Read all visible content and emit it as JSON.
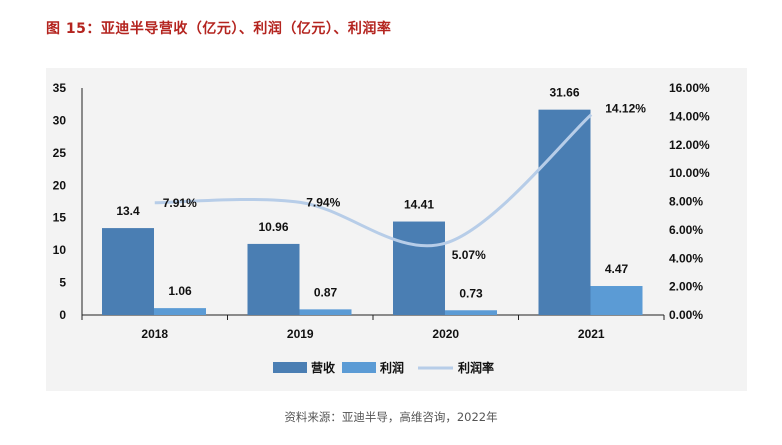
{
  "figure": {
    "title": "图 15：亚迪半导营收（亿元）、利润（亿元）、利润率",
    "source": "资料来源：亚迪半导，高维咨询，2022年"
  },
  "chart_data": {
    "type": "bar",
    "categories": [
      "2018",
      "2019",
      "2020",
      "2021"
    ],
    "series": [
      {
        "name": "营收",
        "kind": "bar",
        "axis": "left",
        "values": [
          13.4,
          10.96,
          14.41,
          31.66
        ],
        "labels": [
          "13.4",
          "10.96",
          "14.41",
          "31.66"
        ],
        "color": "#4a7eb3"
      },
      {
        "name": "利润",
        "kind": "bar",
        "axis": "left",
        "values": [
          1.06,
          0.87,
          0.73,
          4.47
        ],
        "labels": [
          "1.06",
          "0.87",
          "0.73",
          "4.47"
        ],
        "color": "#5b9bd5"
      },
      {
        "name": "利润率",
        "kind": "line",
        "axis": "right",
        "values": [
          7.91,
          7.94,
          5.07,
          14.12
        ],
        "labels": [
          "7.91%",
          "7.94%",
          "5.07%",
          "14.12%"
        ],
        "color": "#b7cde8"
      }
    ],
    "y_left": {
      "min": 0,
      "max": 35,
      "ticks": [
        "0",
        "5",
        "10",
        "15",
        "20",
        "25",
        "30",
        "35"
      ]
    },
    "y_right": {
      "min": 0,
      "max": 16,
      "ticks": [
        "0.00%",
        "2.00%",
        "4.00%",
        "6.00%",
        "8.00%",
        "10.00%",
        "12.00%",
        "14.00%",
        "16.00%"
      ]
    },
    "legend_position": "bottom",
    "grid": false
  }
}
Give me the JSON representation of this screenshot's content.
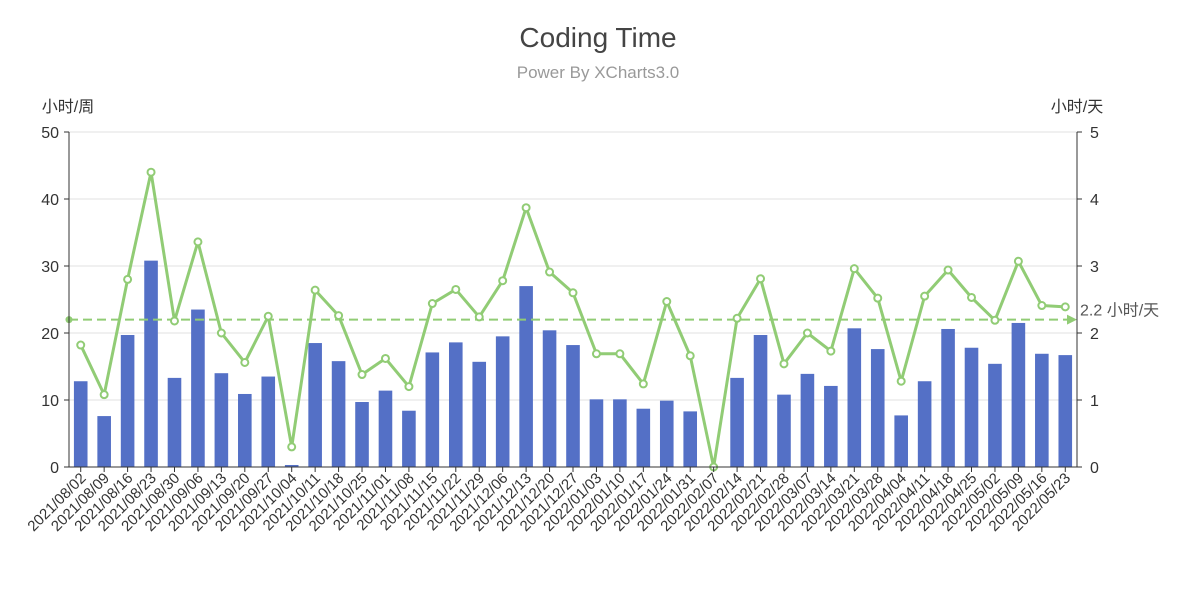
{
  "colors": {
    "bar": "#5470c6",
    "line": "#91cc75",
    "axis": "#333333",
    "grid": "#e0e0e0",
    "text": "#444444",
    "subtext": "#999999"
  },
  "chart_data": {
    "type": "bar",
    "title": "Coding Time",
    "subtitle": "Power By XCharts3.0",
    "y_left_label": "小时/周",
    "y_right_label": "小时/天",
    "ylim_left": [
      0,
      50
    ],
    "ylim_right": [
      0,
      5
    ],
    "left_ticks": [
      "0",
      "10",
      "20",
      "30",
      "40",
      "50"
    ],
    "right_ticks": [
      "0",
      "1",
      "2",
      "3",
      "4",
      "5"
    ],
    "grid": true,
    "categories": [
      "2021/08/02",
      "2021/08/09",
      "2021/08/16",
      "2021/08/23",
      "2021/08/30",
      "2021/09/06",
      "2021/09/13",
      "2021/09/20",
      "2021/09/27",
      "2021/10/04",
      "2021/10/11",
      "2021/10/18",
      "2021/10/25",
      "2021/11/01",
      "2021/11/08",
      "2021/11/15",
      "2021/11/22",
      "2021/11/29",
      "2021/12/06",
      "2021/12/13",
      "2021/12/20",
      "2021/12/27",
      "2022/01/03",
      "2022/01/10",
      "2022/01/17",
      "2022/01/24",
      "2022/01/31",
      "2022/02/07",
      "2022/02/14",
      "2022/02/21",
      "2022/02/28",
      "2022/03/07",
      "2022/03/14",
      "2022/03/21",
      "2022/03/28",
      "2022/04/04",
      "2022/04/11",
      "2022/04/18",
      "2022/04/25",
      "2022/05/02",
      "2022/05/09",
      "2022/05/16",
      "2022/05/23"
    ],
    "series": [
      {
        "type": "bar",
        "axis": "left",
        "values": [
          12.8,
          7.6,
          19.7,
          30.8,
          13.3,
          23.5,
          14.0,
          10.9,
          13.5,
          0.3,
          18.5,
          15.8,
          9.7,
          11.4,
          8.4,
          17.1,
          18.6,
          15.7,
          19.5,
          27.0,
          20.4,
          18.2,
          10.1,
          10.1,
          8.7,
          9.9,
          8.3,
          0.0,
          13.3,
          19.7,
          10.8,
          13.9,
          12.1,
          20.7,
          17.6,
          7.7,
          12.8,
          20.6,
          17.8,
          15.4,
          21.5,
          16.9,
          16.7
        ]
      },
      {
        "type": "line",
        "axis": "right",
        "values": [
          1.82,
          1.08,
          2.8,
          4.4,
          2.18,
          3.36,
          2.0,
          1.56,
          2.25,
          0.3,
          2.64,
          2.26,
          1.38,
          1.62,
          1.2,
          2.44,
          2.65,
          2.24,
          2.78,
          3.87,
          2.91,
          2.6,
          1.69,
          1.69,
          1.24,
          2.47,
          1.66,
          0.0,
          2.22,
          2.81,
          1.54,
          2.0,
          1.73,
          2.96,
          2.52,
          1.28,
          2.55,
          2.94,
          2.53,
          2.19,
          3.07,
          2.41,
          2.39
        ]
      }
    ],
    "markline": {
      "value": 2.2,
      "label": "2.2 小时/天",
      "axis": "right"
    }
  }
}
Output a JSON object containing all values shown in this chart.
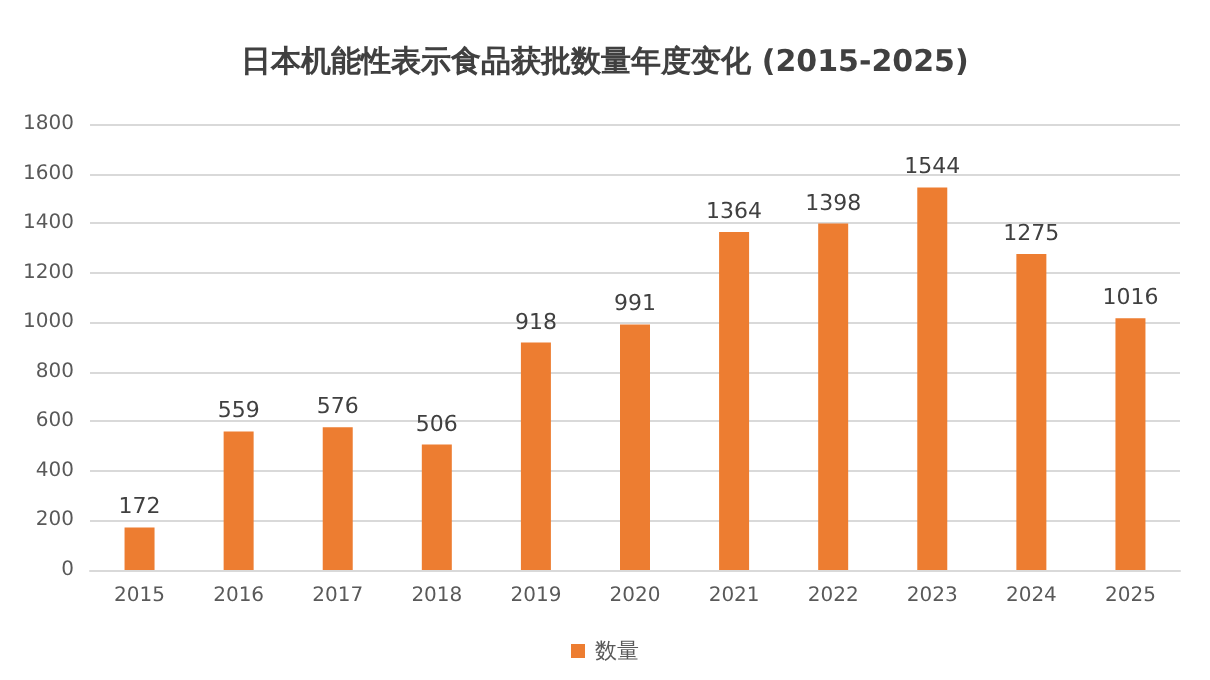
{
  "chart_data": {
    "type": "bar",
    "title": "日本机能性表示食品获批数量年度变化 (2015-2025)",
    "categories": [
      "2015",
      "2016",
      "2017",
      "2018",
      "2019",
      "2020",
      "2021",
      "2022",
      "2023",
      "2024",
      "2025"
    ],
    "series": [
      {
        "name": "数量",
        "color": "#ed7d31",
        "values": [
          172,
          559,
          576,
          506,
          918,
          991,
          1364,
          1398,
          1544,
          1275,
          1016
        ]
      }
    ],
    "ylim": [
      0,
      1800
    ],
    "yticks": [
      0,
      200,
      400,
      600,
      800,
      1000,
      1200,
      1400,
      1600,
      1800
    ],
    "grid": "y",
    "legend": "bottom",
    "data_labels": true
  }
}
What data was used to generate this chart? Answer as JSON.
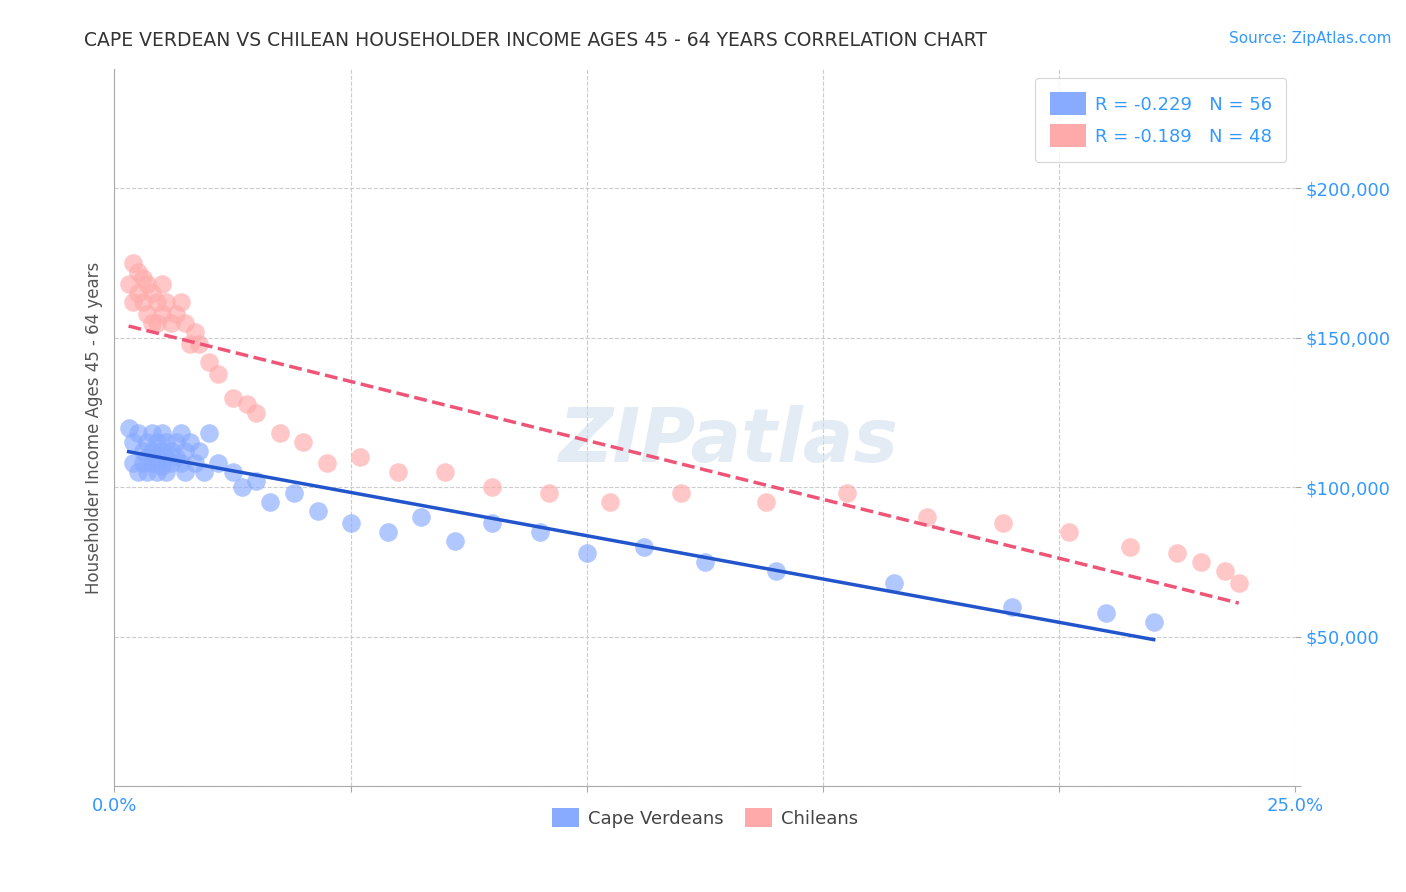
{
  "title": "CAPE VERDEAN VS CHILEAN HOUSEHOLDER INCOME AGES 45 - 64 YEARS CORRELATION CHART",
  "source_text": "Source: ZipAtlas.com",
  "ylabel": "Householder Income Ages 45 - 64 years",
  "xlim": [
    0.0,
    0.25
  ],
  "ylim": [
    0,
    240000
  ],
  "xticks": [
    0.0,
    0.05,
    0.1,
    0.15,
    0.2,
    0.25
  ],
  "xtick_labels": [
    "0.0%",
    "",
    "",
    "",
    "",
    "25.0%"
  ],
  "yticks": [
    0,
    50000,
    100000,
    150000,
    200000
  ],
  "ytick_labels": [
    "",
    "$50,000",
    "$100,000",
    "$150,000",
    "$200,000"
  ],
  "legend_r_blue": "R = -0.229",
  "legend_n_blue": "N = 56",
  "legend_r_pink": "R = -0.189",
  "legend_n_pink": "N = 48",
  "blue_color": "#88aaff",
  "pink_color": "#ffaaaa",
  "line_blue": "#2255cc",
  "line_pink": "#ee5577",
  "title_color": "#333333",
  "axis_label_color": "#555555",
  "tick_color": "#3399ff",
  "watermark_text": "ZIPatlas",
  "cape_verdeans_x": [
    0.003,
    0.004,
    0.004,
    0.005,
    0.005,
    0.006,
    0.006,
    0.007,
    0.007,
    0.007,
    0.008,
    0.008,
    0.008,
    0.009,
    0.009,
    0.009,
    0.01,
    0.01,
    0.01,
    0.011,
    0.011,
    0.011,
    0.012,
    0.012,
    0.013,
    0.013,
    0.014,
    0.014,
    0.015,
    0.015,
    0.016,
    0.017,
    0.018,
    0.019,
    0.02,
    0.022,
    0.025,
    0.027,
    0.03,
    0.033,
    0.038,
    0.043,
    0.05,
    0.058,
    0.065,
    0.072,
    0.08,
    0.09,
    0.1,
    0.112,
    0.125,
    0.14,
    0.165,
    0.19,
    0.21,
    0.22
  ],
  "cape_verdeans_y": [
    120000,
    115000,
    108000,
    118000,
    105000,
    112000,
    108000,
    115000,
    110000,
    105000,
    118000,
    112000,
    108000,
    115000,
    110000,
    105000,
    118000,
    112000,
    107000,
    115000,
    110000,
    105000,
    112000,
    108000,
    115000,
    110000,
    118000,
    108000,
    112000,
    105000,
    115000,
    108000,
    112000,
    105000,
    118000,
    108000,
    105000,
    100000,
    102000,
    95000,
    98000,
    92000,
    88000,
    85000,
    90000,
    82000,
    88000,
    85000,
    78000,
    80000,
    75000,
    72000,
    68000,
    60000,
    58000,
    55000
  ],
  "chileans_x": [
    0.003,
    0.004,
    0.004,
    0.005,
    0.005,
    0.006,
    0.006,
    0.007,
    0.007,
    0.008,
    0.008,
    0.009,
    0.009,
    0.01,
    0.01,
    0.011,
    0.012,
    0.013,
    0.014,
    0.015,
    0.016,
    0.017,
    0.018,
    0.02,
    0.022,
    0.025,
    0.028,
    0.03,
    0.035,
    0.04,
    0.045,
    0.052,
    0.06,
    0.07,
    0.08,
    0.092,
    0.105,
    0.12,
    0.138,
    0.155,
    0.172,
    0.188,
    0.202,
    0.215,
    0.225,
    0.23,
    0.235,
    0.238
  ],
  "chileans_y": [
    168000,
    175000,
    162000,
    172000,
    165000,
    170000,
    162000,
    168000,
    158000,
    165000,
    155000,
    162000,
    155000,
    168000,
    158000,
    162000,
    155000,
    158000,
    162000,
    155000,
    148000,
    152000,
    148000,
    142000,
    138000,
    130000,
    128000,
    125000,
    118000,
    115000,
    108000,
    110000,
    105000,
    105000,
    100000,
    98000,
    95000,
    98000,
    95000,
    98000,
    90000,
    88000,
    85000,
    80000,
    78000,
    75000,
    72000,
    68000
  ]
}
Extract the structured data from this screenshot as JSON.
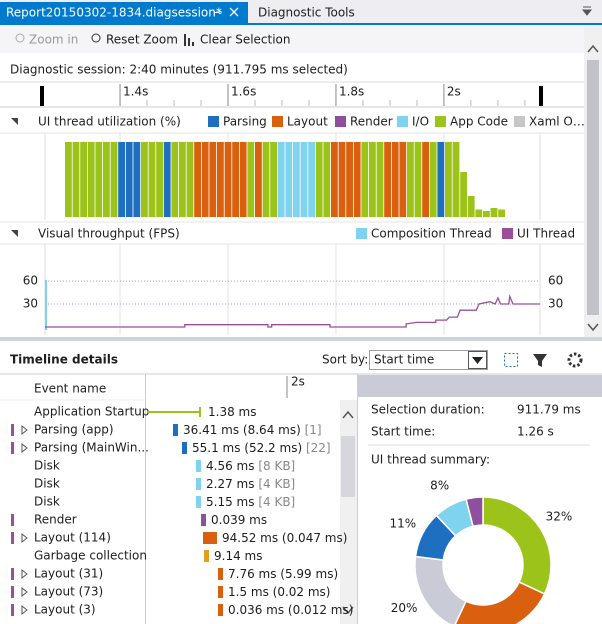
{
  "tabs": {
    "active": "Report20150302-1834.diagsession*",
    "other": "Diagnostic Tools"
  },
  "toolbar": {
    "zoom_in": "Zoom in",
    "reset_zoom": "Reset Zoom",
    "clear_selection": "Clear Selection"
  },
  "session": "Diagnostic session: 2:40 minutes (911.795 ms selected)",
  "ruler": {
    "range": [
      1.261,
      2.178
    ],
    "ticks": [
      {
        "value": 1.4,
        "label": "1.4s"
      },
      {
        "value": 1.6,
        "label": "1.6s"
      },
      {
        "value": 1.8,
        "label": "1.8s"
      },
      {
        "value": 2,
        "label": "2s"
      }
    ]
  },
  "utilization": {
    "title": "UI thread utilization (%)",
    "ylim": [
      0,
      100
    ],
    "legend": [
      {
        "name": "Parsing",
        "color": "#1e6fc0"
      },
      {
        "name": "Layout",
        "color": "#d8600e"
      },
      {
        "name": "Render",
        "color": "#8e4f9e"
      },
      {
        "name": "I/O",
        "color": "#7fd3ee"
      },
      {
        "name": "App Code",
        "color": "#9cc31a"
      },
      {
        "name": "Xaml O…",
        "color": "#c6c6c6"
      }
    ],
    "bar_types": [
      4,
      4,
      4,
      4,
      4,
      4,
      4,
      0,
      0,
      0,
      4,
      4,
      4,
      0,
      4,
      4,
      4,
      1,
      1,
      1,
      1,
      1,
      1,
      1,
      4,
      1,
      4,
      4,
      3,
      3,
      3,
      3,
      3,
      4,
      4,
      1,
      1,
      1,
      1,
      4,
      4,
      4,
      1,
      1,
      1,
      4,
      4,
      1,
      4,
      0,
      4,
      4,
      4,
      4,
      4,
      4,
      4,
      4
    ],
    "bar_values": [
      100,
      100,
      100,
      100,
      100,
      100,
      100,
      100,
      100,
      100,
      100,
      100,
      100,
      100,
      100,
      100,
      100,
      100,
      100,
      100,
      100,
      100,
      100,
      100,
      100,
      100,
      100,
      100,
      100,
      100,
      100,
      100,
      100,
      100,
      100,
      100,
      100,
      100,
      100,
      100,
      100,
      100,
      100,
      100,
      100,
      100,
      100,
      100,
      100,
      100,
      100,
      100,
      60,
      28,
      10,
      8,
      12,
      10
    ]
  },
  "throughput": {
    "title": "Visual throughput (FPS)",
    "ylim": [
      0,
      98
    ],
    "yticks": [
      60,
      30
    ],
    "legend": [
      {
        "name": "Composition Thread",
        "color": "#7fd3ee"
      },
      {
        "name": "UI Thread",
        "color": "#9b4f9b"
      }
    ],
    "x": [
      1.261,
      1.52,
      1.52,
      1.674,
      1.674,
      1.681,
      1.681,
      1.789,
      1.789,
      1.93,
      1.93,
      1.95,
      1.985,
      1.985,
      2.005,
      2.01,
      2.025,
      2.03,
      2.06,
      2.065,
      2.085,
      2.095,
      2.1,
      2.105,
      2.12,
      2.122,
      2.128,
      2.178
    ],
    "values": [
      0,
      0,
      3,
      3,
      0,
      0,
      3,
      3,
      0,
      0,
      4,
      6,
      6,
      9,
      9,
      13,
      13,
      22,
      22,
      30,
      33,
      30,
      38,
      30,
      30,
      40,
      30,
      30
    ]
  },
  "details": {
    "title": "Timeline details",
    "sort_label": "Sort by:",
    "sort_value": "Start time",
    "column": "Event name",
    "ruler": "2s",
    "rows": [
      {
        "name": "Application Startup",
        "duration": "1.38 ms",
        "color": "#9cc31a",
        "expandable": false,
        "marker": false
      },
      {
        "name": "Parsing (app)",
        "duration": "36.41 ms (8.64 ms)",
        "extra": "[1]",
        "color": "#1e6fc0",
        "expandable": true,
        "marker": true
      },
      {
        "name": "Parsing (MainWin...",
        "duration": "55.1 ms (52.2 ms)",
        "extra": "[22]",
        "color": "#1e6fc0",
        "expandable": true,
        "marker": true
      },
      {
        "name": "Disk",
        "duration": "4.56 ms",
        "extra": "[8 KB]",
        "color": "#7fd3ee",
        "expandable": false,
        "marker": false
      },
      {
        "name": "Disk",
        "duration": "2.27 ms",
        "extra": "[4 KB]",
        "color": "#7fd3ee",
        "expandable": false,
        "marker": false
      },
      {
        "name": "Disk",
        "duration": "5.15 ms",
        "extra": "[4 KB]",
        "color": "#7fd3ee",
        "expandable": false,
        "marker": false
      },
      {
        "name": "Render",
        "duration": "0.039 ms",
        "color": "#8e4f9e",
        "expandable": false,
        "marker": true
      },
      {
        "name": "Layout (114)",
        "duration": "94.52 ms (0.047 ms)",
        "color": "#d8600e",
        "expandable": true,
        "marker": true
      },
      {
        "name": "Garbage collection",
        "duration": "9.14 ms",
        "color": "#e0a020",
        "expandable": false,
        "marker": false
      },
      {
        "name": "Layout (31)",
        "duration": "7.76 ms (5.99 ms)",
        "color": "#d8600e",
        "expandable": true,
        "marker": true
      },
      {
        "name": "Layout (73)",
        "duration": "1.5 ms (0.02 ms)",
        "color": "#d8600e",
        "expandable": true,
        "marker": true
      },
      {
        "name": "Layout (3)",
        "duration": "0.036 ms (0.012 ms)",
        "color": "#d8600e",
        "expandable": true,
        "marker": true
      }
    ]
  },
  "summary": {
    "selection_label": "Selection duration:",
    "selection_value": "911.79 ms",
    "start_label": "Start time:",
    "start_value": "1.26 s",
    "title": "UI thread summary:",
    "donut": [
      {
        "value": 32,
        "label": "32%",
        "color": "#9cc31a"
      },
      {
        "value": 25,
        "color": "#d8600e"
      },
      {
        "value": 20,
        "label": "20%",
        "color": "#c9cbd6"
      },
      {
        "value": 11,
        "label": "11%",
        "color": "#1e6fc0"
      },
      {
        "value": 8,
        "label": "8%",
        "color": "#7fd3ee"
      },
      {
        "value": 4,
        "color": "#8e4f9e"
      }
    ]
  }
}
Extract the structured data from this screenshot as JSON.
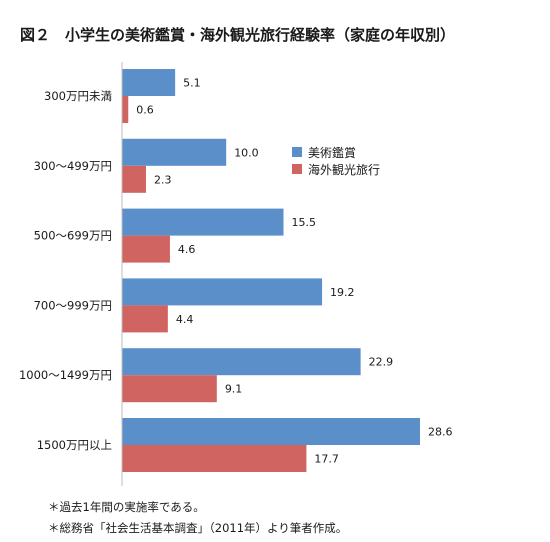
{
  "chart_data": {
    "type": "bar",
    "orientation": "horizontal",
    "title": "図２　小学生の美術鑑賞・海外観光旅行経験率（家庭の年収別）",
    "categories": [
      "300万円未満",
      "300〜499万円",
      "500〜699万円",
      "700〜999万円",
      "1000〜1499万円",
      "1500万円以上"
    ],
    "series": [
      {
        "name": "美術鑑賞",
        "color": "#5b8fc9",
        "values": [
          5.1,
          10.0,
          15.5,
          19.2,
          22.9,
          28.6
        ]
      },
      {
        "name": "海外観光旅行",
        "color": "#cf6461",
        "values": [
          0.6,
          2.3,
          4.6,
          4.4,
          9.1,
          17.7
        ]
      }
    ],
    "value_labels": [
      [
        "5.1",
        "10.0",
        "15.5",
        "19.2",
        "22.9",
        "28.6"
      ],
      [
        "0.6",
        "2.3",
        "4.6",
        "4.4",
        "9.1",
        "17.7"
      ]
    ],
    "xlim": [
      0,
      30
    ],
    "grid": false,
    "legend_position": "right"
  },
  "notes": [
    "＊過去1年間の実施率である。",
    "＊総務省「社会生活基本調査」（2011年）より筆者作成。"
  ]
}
++++++++++
### What the task asks:
Copy out every line from the data above that has "utilization" in it.

### Result:
  "utilization": {
    "title": "UI thread utilization (%)",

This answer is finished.